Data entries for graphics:
┏━━

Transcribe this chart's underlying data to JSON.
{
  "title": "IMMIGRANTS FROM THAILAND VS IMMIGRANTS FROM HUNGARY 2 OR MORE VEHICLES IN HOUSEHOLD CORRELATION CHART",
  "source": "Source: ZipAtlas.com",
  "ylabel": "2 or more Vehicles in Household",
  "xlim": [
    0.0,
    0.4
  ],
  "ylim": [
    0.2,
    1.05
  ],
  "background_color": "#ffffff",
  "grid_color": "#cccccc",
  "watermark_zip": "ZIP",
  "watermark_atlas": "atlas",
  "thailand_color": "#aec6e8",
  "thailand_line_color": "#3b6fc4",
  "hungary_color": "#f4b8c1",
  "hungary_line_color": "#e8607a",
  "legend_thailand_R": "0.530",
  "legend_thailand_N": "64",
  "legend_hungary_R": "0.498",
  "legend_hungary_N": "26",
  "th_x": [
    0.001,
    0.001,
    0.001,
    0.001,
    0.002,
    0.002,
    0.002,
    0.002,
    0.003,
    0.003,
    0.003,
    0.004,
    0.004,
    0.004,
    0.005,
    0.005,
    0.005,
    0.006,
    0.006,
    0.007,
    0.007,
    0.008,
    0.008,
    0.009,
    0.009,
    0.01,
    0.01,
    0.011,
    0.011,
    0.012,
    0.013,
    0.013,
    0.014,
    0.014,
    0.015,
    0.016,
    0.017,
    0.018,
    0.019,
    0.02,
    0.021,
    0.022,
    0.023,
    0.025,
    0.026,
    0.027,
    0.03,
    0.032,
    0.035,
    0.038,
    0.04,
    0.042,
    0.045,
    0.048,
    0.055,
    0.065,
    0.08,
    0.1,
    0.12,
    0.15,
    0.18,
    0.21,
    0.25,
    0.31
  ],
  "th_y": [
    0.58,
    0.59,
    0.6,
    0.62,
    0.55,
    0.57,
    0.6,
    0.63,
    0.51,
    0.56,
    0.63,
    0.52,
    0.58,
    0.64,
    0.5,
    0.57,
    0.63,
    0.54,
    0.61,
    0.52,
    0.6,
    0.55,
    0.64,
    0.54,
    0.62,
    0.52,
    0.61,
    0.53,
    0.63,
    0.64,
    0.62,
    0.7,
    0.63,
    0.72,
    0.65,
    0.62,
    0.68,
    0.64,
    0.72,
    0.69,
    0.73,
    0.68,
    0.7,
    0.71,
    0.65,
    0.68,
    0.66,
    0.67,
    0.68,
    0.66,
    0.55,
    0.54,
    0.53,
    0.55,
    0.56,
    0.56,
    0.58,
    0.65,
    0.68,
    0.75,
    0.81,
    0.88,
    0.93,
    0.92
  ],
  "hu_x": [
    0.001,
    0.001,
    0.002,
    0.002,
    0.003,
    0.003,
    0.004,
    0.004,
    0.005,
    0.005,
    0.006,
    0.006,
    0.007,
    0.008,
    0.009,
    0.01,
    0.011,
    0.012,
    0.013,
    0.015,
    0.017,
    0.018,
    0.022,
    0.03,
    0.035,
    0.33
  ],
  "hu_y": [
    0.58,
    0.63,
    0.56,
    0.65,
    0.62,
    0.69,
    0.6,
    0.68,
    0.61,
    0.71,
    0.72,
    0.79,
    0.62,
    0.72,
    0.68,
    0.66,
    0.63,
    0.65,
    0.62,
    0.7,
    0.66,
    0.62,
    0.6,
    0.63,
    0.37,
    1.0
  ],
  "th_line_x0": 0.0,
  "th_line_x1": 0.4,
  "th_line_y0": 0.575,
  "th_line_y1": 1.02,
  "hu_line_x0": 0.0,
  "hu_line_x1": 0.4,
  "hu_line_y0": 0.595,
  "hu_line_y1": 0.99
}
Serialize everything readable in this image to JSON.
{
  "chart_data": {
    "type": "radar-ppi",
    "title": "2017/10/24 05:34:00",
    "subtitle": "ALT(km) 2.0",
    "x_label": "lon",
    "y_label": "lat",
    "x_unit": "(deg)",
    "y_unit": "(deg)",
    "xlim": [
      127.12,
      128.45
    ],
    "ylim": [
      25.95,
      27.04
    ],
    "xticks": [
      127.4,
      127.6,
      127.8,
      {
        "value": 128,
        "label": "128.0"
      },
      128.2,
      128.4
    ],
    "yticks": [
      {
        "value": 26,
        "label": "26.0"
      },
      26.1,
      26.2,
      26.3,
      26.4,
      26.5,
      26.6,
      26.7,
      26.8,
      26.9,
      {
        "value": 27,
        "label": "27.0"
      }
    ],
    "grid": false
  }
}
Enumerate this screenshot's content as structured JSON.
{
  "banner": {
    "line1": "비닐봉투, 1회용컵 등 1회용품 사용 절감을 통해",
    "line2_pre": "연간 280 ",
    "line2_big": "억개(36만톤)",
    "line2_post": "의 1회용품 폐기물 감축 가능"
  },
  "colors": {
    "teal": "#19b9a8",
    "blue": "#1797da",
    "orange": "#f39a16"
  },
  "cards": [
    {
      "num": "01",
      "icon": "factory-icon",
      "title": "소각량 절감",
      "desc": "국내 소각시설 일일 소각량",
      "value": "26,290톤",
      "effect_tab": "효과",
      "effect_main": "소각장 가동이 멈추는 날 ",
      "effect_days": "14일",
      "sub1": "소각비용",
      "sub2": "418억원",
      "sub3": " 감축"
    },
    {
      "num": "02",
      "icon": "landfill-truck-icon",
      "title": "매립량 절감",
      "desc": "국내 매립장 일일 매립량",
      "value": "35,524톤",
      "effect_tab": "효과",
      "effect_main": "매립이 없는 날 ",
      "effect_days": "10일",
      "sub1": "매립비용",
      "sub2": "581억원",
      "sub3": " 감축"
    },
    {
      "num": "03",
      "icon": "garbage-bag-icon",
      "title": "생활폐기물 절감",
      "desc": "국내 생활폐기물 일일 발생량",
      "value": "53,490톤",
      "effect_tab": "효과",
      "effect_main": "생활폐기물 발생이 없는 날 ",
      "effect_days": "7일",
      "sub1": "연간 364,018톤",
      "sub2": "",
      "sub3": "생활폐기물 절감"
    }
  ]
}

┗━━

### [WHAT YOU NEED TO DO]
In the listing above, find the line with "Enumerate this screenshot's" and set down that line and all after it exactly, through the final line.

### [RESULT]
Enumerate this screenshot's content as structured JSON.
{
  "banner": {
    "line1": "비닐봉투, 1회용컵 등 1회용품 사용 절감을 통해",
    "line2_pre": "연간 280 ",
    "line2_big": "억개(36만톤)",
    "line2_post": "의 1회용품 폐기물 감축 가능"
  },
  "colors": {
    "teal": "#19b9a8",
    "blue": "#1797da",
    "orange": "#f39a16"
  },
  "cards": [
    {
      "num": "01",
      "icon": "factory-icon",
      "title": "소각량 절감",
      "desc": "국내 소각시설 일일 소각량",
      "value": "26,290톤",
      "effect_tab": "효과",
      "effect_main": "소각장 가동이 멈추는 날 ",
      "effect_days": "14일",
      "sub1": "소각비용",
      "sub2": "418억원",
      "sub3": " 감축"
    },
    {
      "num": "02",
      "icon": "landfill-truck-icon",
      "title": "매립량 절감",
      "desc": "국내 매립장 일일 매립량",
      "value": "35,524톤",
      "effect_tab": "효과",
      "effect_main": "매립이 없는 날 ",
      "effect_days": "10일",
      "sub1": "매립비용",
      "sub2": "581억원",
      "sub3": " 감축"
    },
    {
      "num": "03",
      "icon": "garbage-bag-icon",
      "title": "생활폐기물 절감",
      "desc": "국내 생활폐기물 일일 발생량",
      "value": "53,490톤",
      "effect_tab": "효과",
      "effect_main": "생활폐기물 발생이 없는 날 ",
      "effect_days": "7일",
      "sub1": "연간 364,018톤",
      "sub2": "",
      "sub3": "생활폐기물 절감"
    }
  ]
}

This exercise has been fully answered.